STATED PROBLEM - Only the lines from the one containing "Decode this image" through the end of the entries should be repeated, exactly as they appear, first and last included.

Dataset records
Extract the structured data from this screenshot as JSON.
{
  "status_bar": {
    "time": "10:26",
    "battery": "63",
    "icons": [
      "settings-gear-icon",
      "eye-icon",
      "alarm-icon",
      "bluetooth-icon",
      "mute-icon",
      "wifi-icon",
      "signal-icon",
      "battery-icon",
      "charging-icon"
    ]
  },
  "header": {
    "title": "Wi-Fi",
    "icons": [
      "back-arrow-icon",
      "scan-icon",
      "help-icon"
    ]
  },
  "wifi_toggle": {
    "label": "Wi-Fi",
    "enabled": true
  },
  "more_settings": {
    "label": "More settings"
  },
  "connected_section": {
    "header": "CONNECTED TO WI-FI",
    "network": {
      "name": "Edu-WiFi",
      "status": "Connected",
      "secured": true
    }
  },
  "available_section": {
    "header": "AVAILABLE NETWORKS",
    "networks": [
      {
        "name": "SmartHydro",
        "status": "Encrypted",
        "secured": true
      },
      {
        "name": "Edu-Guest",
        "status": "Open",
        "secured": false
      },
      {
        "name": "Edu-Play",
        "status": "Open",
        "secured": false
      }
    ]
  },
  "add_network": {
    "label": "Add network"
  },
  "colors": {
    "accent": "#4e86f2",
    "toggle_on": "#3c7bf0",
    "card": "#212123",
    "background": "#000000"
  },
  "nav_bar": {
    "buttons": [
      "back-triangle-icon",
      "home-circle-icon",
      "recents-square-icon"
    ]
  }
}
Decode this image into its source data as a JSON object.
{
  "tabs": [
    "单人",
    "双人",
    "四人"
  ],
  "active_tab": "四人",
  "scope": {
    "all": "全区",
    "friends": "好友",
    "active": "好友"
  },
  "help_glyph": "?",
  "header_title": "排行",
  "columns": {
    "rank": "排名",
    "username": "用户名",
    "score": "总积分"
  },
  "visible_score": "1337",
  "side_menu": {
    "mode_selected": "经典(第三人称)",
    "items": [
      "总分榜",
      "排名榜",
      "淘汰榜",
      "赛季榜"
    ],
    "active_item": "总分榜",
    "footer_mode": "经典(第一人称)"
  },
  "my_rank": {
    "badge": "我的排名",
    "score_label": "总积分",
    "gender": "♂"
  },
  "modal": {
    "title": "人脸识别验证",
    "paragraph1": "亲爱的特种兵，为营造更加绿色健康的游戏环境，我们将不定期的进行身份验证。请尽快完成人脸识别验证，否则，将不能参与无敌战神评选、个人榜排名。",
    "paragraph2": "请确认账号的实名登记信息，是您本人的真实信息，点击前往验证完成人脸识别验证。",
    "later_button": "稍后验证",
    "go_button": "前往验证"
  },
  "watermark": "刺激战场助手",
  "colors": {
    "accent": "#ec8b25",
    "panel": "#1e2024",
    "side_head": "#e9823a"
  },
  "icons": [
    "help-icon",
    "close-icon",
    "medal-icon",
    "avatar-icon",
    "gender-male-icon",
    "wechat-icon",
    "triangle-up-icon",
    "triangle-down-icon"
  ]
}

EXPECTED ANSWER -
Decode this image into its source data as a JSON object.
{
  "tabs": [
    "单人",
    "双人",
    "四人"
  ],
  "active_tab": "四人",
  "scope": {
    "all": "全区",
    "friends": "好友",
    "active": "好友"
  },
  "help_glyph": "?",
  "header_title": "排行",
  "columns": {
    "rank": "排名",
    "username": "用户名",
    "score": "总积分"
  },
  "visible_score": "1337",
  "side_menu": {
    "mode_selected": "经典(第三人称)",
    "items": [
      "总分榜",
      "排名榜",
      "淘汰榜",
      "赛季榜"
    ],
    "active_item": "总分榜",
    "footer_mode": "经典(第一人称)"
  },
  "my_rank": {
    "badge": "我的排名",
    "score_label": "总积分",
    "gender": "♂"
  },
  "modal": {
    "title": "人脸识别验证",
    "paragraph1": "亲爱的特种兵，为营造更加绿色健康的游戏环境，我们将不定期的进行身份验证。请尽快完成人脸识别验证，否则，将不能参与无敌战神评选、个人榜排名。",
    "paragraph2": "请确认账号的实名登记信息，是您本人的真实信息，点击前往验证完成人脸识别验证。",
    "later_button": "稍后验证",
    "go_button": "前往验证"
  },
  "watermark": "刺激战场助手",
  "colors": {
    "accent": "#ec8b25",
    "panel": "#1e2024",
    "side_head": "#e9823a"
  },
  "icons": [
    "help-icon",
    "close-icon",
    "medal-icon",
    "avatar-icon",
    "gender-male-icon",
    "wechat-icon",
    "triangle-up-icon",
    "triangle-down-icon"
  ]
}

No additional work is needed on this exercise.